→ **Aim of the exercise**
Pictures do not belong in the copy. Return all of the entries exactly.

→ **Information supplied**
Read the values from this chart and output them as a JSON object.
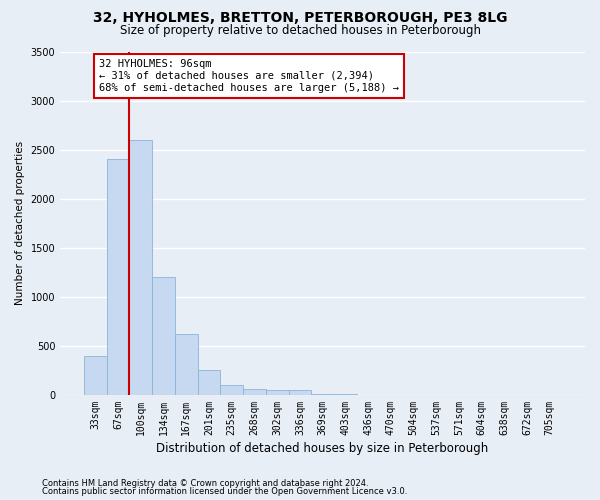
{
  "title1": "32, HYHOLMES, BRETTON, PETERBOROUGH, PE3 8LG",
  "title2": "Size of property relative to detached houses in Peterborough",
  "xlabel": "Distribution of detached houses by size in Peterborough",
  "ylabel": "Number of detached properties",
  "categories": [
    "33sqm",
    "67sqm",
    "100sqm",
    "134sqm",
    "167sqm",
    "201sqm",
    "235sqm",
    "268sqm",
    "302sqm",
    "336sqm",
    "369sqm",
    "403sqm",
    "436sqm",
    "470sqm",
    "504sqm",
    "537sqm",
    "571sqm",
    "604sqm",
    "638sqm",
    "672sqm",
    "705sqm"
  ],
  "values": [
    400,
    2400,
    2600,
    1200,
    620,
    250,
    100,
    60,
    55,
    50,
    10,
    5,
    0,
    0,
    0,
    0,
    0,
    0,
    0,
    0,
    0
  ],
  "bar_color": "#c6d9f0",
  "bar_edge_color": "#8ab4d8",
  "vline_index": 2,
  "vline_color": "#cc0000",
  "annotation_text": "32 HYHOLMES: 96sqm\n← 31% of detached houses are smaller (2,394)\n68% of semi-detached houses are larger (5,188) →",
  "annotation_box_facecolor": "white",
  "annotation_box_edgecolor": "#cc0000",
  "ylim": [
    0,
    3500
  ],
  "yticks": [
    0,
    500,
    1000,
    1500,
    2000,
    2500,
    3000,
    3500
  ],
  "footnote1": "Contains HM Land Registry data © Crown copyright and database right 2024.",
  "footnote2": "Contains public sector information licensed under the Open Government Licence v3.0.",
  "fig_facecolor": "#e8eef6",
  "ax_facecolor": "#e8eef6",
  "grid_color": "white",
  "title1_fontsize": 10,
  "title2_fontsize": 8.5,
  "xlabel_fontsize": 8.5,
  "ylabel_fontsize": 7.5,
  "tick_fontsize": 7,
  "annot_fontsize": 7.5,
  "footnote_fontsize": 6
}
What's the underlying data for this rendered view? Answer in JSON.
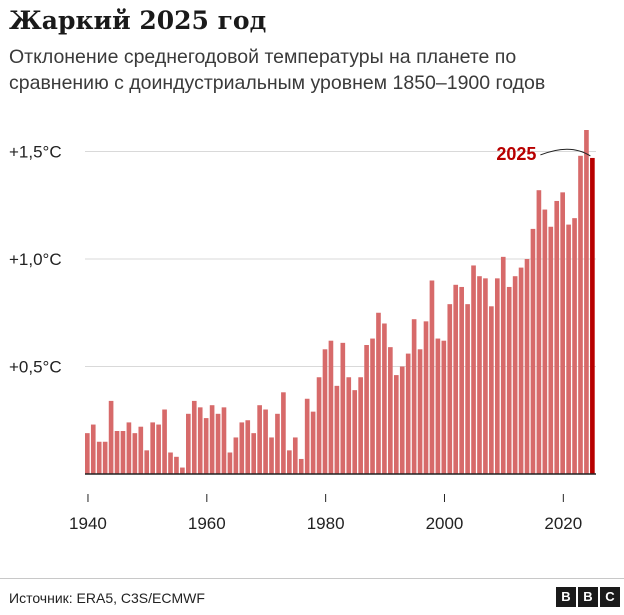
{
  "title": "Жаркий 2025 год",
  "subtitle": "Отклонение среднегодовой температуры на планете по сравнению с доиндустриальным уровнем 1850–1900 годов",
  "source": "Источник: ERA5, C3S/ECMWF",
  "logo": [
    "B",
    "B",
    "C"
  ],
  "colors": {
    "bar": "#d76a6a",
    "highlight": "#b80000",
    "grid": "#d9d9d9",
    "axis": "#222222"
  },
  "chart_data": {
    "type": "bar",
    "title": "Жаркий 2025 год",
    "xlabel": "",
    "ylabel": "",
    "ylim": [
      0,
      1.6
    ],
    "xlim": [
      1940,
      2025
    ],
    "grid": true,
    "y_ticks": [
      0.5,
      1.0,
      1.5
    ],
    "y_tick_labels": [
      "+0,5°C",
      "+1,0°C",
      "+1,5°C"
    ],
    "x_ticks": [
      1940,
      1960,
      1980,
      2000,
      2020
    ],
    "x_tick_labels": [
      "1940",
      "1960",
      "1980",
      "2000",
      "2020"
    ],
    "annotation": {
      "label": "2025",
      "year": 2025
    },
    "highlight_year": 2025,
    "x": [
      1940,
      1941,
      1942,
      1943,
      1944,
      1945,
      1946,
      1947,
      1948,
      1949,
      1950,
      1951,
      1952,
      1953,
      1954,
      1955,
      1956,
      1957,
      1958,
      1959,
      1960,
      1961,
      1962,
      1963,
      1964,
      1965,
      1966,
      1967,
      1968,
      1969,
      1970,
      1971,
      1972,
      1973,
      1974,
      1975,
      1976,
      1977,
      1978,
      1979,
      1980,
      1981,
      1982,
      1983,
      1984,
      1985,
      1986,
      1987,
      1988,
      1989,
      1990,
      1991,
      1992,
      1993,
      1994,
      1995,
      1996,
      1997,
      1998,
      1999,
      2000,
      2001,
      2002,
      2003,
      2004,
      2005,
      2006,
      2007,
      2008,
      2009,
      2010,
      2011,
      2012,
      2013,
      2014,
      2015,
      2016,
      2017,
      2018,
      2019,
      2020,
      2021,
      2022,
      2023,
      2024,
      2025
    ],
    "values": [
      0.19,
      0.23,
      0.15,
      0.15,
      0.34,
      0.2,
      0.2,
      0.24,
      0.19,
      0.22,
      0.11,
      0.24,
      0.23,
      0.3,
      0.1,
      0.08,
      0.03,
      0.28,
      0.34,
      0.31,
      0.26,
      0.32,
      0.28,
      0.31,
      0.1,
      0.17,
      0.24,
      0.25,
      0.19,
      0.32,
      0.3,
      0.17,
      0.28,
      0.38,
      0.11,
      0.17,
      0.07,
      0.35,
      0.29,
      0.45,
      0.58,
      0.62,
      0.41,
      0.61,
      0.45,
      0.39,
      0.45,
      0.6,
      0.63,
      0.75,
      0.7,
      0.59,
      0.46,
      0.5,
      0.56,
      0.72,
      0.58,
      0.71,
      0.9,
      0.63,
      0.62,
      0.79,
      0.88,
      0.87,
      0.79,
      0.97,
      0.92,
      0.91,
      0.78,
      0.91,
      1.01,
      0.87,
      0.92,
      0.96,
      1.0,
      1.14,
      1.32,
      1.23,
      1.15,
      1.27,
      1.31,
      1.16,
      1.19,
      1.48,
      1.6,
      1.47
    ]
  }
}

→ **Complete answer**
Read the values from this chart and output them as a JSON object.
{
  "title1": "32, HYHOLMES, BRETTON, PETERBOROUGH, PE3 8LG",
  "title2": "Size of property relative to detached houses in Peterborough",
  "xlabel": "Distribution of detached houses by size in Peterborough",
  "ylabel": "Number of detached properties",
  "categories": [
    "33sqm",
    "67sqm",
    "100sqm",
    "134sqm",
    "167sqm",
    "201sqm",
    "235sqm",
    "268sqm",
    "302sqm",
    "336sqm",
    "369sqm",
    "403sqm",
    "436sqm",
    "470sqm",
    "504sqm",
    "537sqm",
    "571sqm",
    "604sqm",
    "638sqm",
    "672sqm",
    "705sqm"
  ],
  "values": [
    400,
    2400,
    2600,
    1200,
    620,
    250,
    100,
    60,
    55,
    50,
    10,
    5,
    0,
    0,
    0,
    0,
    0,
    0,
    0,
    0,
    0
  ],
  "bar_color": "#c6d9f0",
  "bar_edge_color": "#8ab4d8",
  "vline_index": 2,
  "vline_color": "#cc0000",
  "annotation_text": "32 HYHOLMES: 96sqm\n← 31% of detached houses are smaller (2,394)\n68% of semi-detached houses are larger (5,188) →",
  "annotation_box_facecolor": "white",
  "annotation_box_edgecolor": "#cc0000",
  "ylim": [
    0,
    3500
  ],
  "yticks": [
    0,
    500,
    1000,
    1500,
    2000,
    2500,
    3000,
    3500
  ],
  "footnote1": "Contains HM Land Registry data © Crown copyright and database right 2024.",
  "footnote2": "Contains public sector information licensed under the Open Government Licence v3.0.",
  "fig_facecolor": "#e8eef6",
  "ax_facecolor": "#e8eef6",
  "grid_color": "white",
  "title1_fontsize": 10,
  "title2_fontsize": 8.5,
  "xlabel_fontsize": 8.5,
  "ylabel_fontsize": 7.5,
  "tick_fontsize": 7,
  "annot_fontsize": 7.5,
  "footnote_fontsize": 6
}
What's the underlying data for this rendered view? Answer in JSON.
{
  "title": "Жаркий 2025 год",
  "subtitle": "Отклонение среднегодовой температуры на планете по сравнению с доиндустриальным уровнем 1850–1900 годов",
  "source": "Источник: ERA5, C3S/ECMWF",
  "logo": [
    "B",
    "B",
    "C"
  ],
  "colors": {
    "bar": "#d76a6a",
    "highlight": "#b80000",
    "grid": "#d9d9d9",
    "axis": "#222222"
  },
  "chart_data": {
    "type": "bar",
    "title": "Жаркий 2025 год",
    "xlabel": "",
    "ylabel": "",
    "ylim": [
      0,
      1.6
    ],
    "xlim": [
      1940,
      2025
    ],
    "grid": true,
    "y_ticks": [
      0.5,
      1.0,
      1.5
    ],
    "y_tick_labels": [
      "+0,5°C",
      "+1,0°C",
      "+1,5°C"
    ],
    "x_ticks": [
      1940,
      1960,
      1980,
      2000,
      2020
    ],
    "x_tick_labels": [
      "1940",
      "1960",
      "1980",
      "2000",
      "2020"
    ],
    "annotation": {
      "label": "2025",
      "year": 2025
    },
    "highlight_year": 2025,
    "x": [
      1940,
      1941,
      1942,
      1943,
      1944,
      1945,
      1946,
      1947,
      1948,
      1949,
      1950,
      1951,
      1952,
      1953,
      1954,
      1955,
      1956,
      1957,
      1958,
      1959,
      1960,
      1961,
      1962,
      1963,
      1964,
      1965,
      1966,
      1967,
      1968,
      1969,
      1970,
      1971,
      1972,
      1973,
      1974,
      1975,
      1976,
      1977,
      1978,
      1979,
      1980,
      1981,
      1982,
      1983,
      1984,
      1985,
      1986,
      1987,
      1988,
      1989,
      1990,
      1991,
      1992,
      1993,
      1994,
      1995,
      1996,
      1997,
      1998,
      1999,
      2000,
      2001,
      2002,
      2003,
      2004,
      2005,
      2006,
      2007,
      2008,
      2009,
      2010,
      2011,
      2012,
      2013,
      2014,
      2015,
      2016,
      2017,
      2018,
      2019,
      2020,
      2021,
      2022,
      2023,
      2024,
      2025
    ],
    "values": [
      0.19,
      0.23,
      0.15,
      0.15,
      0.34,
      0.2,
      0.2,
      0.24,
      0.19,
      0.22,
      0.11,
      0.24,
      0.23,
      0.3,
      0.1,
      0.08,
      0.03,
      0.28,
      0.34,
      0.31,
      0.26,
      0.32,
      0.28,
      0.31,
      0.1,
      0.17,
      0.24,
      0.25,
      0.19,
      0.32,
      0.3,
      0.17,
      0.28,
      0.38,
      0.11,
      0.17,
      0.07,
      0.35,
      0.29,
      0.45,
      0.58,
      0.62,
      0.41,
      0.61,
      0.45,
      0.39,
      0.45,
      0.6,
      0.63,
      0.75,
      0.7,
      0.59,
      0.46,
      0.5,
      0.56,
      0.72,
      0.58,
      0.71,
      0.9,
      0.63,
      0.62,
      0.79,
      0.88,
      0.87,
      0.79,
      0.97,
      0.92,
      0.91,
      0.78,
      0.91,
      1.01,
      0.87,
      0.92,
      0.96,
      1.0,
      1.14,
      1.32,
      1.23,
      1.15,
      1.27,
      1.31,
      1.16,
      1.19,
      1.48,
      1.6,
      1.47
    ]
  }
}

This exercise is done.